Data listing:

■ ■ ■

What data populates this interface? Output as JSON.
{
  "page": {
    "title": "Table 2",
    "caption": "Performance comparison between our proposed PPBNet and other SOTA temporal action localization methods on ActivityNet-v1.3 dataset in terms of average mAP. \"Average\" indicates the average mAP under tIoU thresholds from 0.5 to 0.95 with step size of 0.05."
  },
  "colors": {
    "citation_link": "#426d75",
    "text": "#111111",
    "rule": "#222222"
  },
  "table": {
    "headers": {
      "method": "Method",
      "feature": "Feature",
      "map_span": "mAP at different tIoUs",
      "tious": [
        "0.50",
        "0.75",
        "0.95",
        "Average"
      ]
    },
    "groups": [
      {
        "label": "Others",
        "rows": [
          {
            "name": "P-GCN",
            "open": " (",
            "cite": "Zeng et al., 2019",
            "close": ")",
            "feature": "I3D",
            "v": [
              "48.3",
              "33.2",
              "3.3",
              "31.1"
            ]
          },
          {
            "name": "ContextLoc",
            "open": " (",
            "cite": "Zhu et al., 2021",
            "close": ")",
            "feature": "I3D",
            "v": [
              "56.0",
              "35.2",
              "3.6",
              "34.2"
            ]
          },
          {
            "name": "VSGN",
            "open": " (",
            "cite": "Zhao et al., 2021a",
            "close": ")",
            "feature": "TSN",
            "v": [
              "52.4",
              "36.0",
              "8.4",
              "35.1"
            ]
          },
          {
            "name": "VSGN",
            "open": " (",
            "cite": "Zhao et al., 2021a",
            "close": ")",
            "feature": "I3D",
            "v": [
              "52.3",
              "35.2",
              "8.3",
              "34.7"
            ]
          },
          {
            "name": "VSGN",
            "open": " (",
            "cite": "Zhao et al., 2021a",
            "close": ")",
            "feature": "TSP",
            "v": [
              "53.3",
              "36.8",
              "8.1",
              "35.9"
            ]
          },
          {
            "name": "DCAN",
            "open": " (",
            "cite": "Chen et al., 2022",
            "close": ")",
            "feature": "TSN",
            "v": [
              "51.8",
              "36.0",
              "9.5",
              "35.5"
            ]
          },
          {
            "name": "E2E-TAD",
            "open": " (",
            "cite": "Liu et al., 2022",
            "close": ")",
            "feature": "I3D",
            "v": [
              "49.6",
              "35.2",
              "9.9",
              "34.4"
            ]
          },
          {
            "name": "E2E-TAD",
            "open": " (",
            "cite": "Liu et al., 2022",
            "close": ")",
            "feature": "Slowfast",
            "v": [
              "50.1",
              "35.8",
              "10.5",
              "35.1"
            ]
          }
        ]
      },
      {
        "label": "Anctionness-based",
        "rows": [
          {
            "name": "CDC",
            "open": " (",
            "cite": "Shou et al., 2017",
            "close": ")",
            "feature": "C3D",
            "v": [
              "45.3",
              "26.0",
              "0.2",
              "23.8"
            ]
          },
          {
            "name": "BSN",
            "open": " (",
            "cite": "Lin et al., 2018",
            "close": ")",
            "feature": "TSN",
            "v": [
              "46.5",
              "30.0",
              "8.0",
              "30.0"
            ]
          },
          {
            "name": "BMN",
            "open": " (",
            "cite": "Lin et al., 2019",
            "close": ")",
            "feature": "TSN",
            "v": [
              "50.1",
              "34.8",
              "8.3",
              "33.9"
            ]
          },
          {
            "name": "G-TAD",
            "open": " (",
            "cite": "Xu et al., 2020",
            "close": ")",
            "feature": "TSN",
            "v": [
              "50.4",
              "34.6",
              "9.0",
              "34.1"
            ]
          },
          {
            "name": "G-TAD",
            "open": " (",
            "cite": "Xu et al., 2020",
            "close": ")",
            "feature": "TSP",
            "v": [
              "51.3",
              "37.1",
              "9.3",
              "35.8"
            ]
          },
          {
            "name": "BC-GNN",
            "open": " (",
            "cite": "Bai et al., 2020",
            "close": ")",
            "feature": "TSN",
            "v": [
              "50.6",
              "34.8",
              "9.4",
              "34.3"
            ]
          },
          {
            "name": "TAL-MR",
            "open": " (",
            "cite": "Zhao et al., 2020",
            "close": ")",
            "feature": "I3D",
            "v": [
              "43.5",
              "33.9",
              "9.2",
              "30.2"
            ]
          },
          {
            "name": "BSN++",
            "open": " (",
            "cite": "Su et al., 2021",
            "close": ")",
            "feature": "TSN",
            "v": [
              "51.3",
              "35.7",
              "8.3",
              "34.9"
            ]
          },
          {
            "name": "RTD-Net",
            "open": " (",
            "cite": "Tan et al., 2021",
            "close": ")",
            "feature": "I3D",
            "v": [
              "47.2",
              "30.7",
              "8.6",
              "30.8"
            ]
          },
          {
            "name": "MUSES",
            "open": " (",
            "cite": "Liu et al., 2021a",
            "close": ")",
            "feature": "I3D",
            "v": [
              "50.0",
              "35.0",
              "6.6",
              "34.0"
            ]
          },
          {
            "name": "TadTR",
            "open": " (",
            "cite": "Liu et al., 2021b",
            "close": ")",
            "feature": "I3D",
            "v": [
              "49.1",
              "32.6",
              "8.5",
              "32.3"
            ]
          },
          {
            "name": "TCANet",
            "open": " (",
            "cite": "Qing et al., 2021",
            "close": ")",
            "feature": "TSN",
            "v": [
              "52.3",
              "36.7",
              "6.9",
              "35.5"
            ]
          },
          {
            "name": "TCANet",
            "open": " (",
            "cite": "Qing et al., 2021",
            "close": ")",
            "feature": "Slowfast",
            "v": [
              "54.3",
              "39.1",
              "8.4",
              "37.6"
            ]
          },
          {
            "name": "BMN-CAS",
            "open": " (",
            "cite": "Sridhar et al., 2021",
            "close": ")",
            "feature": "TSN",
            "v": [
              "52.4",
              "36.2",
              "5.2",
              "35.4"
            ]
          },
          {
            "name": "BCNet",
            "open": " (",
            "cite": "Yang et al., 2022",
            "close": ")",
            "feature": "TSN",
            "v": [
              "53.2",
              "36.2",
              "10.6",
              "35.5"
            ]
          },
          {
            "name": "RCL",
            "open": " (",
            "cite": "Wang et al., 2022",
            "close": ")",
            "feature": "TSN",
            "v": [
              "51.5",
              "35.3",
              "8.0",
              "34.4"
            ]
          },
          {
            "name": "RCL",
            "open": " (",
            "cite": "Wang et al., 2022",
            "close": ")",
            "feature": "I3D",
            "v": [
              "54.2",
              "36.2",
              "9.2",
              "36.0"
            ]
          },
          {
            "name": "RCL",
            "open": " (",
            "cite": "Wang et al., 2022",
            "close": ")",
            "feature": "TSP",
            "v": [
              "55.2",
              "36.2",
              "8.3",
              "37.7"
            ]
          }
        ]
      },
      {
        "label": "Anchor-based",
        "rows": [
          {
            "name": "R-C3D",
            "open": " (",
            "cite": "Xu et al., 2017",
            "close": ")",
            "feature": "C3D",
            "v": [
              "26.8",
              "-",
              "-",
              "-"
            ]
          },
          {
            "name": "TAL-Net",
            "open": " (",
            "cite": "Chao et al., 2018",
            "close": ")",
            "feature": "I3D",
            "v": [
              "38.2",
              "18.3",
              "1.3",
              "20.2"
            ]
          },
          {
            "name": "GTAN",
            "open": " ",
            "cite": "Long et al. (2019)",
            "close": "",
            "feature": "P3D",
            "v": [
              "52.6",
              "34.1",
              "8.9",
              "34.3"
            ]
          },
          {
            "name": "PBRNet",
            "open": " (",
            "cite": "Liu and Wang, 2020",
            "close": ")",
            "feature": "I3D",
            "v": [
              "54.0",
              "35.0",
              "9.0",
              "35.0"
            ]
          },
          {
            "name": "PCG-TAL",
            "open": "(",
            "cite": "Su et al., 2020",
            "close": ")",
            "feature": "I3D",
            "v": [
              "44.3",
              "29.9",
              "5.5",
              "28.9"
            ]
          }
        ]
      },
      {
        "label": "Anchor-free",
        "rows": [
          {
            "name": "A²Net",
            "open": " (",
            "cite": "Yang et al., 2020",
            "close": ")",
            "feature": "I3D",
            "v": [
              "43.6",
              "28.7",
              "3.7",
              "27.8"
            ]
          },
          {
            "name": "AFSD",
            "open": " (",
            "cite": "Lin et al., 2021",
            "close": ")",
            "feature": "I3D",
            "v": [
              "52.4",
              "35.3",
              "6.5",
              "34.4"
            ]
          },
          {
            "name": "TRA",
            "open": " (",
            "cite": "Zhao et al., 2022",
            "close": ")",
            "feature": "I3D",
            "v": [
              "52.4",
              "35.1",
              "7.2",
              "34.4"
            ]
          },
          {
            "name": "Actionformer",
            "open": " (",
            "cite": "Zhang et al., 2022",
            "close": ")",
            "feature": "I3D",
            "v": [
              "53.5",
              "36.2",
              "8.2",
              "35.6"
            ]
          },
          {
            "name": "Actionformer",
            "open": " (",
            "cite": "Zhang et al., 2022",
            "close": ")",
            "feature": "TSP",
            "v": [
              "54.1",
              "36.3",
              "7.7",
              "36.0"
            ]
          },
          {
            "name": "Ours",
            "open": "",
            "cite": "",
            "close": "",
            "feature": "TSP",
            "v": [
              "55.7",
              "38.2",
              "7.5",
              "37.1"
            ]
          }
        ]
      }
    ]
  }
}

■ ■ ■

# Brief
Scan the listing above. Gather each line that contains the word "Anchor".

# The completed task
        "label": "Anchor-based",
        "label": "Anchor-free",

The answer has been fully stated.